**To do:** Each line of the data that includes the string "without" is to be copied out.
>>>
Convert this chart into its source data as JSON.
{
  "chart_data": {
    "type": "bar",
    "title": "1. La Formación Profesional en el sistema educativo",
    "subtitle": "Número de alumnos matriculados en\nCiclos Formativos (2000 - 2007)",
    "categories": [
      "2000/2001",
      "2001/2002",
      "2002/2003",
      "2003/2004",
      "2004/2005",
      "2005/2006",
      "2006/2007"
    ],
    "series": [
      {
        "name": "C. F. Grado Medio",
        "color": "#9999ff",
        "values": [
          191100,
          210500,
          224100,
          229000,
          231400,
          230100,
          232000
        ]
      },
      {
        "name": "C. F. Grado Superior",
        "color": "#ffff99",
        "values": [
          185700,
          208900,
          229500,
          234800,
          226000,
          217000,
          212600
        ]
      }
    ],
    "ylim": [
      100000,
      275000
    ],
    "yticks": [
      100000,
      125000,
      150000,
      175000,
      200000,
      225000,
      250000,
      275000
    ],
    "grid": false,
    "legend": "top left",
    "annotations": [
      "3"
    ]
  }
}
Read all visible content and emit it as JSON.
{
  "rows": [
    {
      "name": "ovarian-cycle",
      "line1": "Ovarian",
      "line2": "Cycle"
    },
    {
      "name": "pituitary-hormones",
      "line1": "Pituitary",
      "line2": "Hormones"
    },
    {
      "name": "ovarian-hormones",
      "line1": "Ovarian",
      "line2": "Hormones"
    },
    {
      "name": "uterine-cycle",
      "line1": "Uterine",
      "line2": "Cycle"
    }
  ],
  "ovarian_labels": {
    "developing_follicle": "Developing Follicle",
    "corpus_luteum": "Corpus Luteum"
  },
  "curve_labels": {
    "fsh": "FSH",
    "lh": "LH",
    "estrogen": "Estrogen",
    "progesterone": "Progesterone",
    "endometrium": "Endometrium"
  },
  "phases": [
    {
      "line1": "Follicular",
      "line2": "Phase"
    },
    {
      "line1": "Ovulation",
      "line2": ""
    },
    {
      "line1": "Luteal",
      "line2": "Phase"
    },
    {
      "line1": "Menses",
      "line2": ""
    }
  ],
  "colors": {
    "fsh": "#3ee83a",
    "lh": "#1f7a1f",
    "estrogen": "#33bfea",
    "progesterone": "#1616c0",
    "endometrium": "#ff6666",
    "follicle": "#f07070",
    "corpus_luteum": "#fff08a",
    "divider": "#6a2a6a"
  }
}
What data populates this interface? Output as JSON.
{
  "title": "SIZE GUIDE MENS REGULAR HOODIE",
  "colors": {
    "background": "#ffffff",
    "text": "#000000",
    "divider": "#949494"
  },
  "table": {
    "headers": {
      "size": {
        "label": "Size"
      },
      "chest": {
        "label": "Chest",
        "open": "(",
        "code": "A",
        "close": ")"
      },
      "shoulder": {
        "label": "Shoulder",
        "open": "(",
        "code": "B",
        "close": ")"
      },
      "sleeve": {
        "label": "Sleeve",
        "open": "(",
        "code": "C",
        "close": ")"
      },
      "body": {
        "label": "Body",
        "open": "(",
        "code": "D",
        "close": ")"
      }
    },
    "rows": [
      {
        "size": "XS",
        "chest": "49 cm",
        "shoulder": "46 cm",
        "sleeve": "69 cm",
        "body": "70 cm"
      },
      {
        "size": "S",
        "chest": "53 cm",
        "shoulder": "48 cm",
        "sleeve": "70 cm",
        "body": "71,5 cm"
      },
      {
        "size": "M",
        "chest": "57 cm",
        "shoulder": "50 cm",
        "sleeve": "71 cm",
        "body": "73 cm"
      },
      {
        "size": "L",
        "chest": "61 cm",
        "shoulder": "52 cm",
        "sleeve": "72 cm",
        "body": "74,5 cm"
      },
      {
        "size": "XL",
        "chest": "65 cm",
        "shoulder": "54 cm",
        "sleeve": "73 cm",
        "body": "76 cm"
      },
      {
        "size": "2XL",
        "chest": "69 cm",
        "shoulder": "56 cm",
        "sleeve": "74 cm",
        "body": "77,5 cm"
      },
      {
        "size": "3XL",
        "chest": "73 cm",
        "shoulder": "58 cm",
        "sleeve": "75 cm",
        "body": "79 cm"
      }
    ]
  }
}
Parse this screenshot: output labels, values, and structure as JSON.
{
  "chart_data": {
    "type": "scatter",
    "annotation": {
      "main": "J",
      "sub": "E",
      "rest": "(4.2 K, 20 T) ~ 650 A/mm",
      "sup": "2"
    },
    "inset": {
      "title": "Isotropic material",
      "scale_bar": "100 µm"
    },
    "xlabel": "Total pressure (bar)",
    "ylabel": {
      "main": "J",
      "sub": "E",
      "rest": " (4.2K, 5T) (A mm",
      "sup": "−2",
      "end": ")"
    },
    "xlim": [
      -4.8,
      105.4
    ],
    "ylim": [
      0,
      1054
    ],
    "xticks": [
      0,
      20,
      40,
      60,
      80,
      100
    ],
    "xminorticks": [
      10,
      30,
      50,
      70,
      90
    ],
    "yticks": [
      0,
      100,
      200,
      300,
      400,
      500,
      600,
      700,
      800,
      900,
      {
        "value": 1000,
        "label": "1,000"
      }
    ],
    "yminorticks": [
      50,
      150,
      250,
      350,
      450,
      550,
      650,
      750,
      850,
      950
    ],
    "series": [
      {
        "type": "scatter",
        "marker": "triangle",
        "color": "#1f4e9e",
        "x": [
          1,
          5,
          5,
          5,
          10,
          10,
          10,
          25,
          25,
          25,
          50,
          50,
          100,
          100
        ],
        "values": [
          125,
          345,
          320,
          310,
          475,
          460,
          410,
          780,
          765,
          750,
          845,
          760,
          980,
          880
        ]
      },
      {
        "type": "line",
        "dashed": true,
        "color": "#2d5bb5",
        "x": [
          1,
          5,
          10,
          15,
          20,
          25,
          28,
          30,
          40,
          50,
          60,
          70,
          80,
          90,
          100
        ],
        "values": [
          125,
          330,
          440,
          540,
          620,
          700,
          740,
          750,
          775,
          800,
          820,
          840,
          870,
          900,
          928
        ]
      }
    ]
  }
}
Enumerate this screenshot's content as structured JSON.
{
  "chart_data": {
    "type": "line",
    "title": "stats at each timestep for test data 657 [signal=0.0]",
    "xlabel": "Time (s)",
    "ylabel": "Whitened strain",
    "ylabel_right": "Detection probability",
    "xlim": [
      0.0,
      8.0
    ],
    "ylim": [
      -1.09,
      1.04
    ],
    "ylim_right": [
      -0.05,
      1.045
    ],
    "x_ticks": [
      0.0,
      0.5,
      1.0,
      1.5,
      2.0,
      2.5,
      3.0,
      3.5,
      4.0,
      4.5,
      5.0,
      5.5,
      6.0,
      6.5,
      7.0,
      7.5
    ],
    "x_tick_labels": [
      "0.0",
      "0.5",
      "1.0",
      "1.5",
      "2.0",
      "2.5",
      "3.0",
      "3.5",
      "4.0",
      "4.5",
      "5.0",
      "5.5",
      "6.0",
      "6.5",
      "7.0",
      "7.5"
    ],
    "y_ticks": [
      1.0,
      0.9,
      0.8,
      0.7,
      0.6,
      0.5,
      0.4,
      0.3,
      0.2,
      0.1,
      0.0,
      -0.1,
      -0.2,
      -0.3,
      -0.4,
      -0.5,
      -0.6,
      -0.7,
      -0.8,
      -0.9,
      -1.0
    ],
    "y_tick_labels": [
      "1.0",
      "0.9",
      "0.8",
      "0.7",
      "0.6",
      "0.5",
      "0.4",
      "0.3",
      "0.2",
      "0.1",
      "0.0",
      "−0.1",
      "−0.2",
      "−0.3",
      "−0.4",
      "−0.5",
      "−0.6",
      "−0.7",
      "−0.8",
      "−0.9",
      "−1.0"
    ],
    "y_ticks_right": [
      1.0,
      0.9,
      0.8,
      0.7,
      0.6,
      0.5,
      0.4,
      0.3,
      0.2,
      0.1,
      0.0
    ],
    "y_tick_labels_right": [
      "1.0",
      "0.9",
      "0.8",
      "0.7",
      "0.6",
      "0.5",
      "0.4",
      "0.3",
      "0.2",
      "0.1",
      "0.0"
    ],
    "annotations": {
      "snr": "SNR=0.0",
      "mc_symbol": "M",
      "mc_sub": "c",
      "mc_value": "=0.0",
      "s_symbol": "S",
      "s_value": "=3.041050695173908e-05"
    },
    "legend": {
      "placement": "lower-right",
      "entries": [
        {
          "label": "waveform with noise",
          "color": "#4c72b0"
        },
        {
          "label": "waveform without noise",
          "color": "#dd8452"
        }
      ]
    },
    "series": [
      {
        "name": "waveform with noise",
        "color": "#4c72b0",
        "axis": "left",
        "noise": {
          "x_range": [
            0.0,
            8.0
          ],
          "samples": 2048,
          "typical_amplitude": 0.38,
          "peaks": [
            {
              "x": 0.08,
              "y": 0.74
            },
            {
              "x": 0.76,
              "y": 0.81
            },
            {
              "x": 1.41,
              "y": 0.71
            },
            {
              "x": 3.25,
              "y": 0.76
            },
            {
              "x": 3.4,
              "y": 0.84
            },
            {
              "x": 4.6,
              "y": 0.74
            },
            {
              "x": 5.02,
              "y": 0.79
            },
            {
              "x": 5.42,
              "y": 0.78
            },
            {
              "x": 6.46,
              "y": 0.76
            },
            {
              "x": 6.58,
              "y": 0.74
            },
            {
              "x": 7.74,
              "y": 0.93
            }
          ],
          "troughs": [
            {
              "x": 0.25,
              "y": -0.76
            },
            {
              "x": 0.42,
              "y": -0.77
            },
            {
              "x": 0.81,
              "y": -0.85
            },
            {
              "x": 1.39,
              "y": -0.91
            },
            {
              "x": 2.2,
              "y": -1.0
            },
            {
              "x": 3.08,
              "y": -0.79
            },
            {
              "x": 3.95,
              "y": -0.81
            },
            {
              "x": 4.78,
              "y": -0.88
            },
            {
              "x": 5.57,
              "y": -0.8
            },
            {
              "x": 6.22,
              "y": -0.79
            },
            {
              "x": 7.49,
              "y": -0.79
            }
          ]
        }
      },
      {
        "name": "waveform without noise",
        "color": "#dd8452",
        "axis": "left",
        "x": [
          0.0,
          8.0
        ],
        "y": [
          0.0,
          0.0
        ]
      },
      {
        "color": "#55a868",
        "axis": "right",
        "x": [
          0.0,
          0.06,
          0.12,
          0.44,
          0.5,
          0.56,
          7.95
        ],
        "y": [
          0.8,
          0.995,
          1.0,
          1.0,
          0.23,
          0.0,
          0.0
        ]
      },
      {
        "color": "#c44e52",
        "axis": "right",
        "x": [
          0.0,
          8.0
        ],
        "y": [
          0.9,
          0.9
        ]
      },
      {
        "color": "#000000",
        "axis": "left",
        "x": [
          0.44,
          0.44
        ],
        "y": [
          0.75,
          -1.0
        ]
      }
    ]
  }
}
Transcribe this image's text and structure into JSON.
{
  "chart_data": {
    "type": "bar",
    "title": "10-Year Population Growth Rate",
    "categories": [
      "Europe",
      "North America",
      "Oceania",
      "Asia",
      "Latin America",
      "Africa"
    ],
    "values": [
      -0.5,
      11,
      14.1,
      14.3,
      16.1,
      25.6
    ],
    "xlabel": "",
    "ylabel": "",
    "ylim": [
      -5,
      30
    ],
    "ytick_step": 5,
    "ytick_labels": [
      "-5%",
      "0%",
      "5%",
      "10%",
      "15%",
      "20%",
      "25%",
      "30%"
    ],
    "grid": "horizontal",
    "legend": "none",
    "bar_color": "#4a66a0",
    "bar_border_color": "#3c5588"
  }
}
<<<
**Full output:**
          "label": "waveform without noise",
        "name": "waveform without noise",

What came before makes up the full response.